* [Exercise task] Write each record again exactly as it stands.

[Saved entries]
┄┄┄┄┄┄┄┄┄┄┄┄┄┄┄┄┄┄┄┄
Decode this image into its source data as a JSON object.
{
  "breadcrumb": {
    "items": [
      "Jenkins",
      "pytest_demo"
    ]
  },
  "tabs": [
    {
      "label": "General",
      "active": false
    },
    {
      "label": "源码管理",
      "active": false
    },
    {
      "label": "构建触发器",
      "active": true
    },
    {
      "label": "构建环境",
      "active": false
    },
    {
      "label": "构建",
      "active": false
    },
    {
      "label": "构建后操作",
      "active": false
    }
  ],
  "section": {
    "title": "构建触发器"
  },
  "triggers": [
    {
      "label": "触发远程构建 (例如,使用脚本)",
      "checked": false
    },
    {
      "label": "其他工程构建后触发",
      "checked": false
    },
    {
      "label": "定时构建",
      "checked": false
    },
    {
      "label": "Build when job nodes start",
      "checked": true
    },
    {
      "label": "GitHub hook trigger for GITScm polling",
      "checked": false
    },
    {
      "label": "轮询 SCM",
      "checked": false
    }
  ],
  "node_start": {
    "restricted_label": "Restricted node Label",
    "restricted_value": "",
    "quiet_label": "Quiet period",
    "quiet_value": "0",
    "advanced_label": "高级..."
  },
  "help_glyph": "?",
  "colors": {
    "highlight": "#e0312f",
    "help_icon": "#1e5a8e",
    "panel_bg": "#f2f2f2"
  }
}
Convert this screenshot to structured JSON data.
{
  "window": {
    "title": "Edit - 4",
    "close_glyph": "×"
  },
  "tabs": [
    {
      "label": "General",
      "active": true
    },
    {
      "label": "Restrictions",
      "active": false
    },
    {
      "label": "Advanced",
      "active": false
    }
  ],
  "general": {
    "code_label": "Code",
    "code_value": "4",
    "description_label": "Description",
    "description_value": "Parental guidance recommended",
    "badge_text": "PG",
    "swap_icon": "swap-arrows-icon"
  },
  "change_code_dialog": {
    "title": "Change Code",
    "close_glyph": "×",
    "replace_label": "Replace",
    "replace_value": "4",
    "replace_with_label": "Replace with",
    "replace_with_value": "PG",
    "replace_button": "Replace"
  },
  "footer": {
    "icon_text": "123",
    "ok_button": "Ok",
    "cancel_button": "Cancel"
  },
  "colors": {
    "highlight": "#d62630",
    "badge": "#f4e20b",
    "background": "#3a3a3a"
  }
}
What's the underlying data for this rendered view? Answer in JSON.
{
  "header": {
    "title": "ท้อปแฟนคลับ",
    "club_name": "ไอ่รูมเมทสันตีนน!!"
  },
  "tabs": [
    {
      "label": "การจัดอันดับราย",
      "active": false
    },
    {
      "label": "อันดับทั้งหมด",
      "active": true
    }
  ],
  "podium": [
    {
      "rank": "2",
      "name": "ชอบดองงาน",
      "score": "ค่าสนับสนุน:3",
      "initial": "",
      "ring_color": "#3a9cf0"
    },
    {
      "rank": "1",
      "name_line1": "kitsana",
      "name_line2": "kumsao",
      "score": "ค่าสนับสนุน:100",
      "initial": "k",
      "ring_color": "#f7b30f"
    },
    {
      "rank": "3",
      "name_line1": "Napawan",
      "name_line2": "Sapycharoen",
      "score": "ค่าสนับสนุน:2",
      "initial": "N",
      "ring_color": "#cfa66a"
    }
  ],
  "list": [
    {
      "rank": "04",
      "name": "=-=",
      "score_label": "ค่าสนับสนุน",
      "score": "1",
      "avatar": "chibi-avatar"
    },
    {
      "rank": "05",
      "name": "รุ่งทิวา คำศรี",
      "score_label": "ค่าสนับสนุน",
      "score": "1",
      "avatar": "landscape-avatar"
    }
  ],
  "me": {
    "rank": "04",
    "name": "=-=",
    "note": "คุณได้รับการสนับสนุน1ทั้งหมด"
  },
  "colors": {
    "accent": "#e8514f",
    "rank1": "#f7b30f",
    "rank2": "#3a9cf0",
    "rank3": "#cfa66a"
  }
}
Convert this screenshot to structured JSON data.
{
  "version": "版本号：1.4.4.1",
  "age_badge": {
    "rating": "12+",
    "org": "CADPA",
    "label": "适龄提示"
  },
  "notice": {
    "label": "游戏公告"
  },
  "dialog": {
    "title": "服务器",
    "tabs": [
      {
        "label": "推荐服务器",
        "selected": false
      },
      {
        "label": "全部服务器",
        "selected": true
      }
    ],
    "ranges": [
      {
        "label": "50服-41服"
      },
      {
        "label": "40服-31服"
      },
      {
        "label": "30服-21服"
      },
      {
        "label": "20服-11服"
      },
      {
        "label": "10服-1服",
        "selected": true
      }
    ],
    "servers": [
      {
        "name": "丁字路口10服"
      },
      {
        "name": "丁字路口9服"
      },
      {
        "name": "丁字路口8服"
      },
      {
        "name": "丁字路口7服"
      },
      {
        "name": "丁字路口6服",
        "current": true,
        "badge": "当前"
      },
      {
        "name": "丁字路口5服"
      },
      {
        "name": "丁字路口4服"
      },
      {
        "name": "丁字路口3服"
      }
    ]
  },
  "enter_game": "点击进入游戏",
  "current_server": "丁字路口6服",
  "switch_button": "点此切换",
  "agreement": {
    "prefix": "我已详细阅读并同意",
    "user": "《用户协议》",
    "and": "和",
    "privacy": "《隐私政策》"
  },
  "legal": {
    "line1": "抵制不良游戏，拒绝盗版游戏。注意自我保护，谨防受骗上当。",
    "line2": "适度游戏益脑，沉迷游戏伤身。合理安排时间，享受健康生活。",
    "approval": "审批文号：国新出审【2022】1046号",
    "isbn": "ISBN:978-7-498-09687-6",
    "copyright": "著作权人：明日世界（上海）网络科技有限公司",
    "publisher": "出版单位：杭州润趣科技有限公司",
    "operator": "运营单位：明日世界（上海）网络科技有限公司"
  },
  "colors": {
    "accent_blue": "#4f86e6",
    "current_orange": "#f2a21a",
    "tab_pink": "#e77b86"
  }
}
┄┄┄┄┄┄┄┄┄┄┄┄┄┄┄┄┄┄┄┄
* [Expected answer]
Decode this image into its source data as a JSON object.
{
  "breadcrumb": {
    "items": [
      "Jenkins",
      "pytest_demo"
    ]
  },
  "tabs": [
    {
      "label": "General",
      "active": false
    },
    {
      "label": "源码管理",
      "active": false
    },
    {
      "label": "构建触发器",
      "active": true
    },
    {
      "label": "构建环境",
      "active": false
    },
    {
      "label": "构建",
      "active": false
    },
    {
      "label": "构建后操作",
      "active": false
    }
  ],
  "section": {
    "title": "构建触发器"
  },
  "triggers": [
    {
      "label": "触发远程构建 (例如,使用脚本)",
      "checked": false
    },
    {
      "label": "其他工程构建后触发",
      "checked": false
    },
    {
      "label": "定时构建",
      "checked": false
    },
    {
      "label": "Build when job nodes start",
      "checked": true
    },
    {
      "label": "GitHub hook trigger for GITScm polling",
      "checked": false
    },
    {
      "label": "轮询 SCM",
      "checked": false
    }
  ],
  "node_start": {
    "restricted_label": "Restricted node Label",
    "restricted_value": "",
    "quiet_label": "Quiet period",
    "quiet_value": "0",
    "advanced_label": "高级..."
  },
  "help_glyph": "?",
  "colors": {
    "highlight": "#e0312f",
    "help_icon": "#1e5a8e",
    "panel_bg": "#f2f2f2"
  }
}
Convert this screenshot to structured JSON data.
{
  "window": {
    "title": "Edit - 4",
    "close_glyph": "×"
  },
  "tabs": [
    {
      "label": "General",
      "active": true
    },
    {
      "label": "Restrictions",
      "active": false
    },
    {
      "label": "Advanced",
      "active": false
    }
  ],
  "general": {
    "code_label": "Code",
    "code_value": "4",
    "description_label": "Description",
    "description_value": "Parental guidance recommended",
    "badge_text": "PG",
    "swap_icon": "swap-arrows-icon"
  },
  "change_code_dialog": {
    "title": "Change Code",
    "close_glyph": "×",
    "replace_label": "Replace",
    "replace_value": "4",
    "replace_with_label": "Replace with",
    "replace_with_value": "PG",
    "replace_button": "Replace"
  },
  "footer": {
    "icon_text": "123",
    "ok_button": "Ok",
    "cancel_button": "Cancel"
  },
  "colors": {
    "highlight": "#d62630",
    "badge": "#f4e20b",
    "background": "#3a3a3a"
  }
}
What's the underlying data for this rendered view? Answer in JSON.
{
  "header": {
    "title": "ท้อปแฟนคลับ",
    "club_name": "ไอ่รูมเมทสันตีนน!!"
  },
  "tabs": [
    {
      "label": "การจัดอันดับราย",
      "active": false
    },
    {
      "label": "อันดับทั้งหมด",
      "active": true
    }
  ],
  "podium": [
    {
      "rank": "2",
      "name": "ชอบดองงาน",
      "score": "ค่าสนับสนุน:3",
      "initial": "",
      "ring_color": "#3a9cf0"
    },
    {
      "rank": "1",
      "name_line1": "kitsana",
      "name_line2": "kumsao",
      "score": "ค่าสนับสนุน:100",
      "initial": "k",
      "ring_color": "#f7b30f"
    },
    {
      "rank": "3",
      "name_line1": "Napawan",
      "name_line2": "Sapycharoen",
      "score": "ค่าสนับสนุน:2",
      "initial": "N",
      "ring_color": "#cfa66a"
    }
  ],
  "list": [
    {
      "rank": "04",
      "name": "=-=",
      "score_label": "ค่าสนับสนุน",
      "score": "1",
      "avatar": "chibi-avatar"
    },
    {
      "rank": "05",
      "name": "รุ่งทิวา คำศรี",
      "score_label": "ค่าสนับสนุน",
      "score": "1",
      "avatar": "landscape-avatar"
    }
  ],
  "me": {
    "rank": "04",
    "name": "=-=",
    "note": "คุณได้รับการสนับสนุน1ทั้งหมด"
  },
  "colors": {
    "accent": "#e8514f",
    "rank1": "#f7b30f",
    "rank2": "#3a9cf0",
    "rank3": "#cfa66a"
  }
}
Convert this screenshot to structured JSON data.
{
  "version": "版本号：1.4.4.1",
  "age_badge": {
    "rating": "12+",
    "org": "CADPA",
    "label": "适龄提示"
  },
  "notice": {
    "label": "游戏公告"
  },
  "dialog": {
    "title": "服务器",
    "tabs": [
      {
        "label": "推荐服务器",
        "selected": false
      },
      {
        "label": "全部服务器",
        "selected": true
      }
    ],
    "ranges": [
      {
        "label": "50服-41服"
      },
      {
        "label": "40服-31服"
      },
      {
        "label": "30服-21服"
      },
      {
        "label": "20服-11服"
      },
      {
        "label": "10服-1服",
        "selected": true
      }
    ],
    "servers": [
      {
        "name": "丁字路口10服"
      },
      {
        "name": "丁字路口9服"
      },
      {
        "name": "丁字路口8服"
      },
      {
        "name": "丁字路口7服"
      },
      {
        "name": "丁字路口6服",
        "current": true,
        "badge": "当前"
      },
      {
        "name": "丁字路口5服"
      },
      {
        "name": "丁字路口4服"
      },
      {
        "name": "丁字路口3服"
      }
    ]
  },
  "enter_game": "点击进入游戏",
  "current_server": "丁字路口6服",
  "switch_button": "点此切换",
  "agreement": {
    "prefix": "我已详细阅读并同意",
    "user": "《用户协议》",
    "and": "和",
    "privacy": "《隐私政策》"
  },
  "legal": {
    "line1": "抵制不良游戏，拒绝盗版游戏。注意自我保护，谨防受骗上当。",
    "line2": "适度游戏益脑，沉迷游戏伤身。合理安排时间，享受健康生活。",
    "approval": "审批文号：国新出审【2022】1046号",
    "isbn": "ISBN:978-7-498-09687-6",
    "copyright": "著作权人：明日世界（上海）网络科技有限公司",
    "publisher": "出版单位：杭州润趣科技有限公司",
    "operator": "运营单位：明日世界（上海）网络科技有限公司"
  },
  "colors": {
    "accent_blue": "#4f86e6",
    "current_orange": "#f2a21a",
    "tab_pink": "#e77b86"
  }
}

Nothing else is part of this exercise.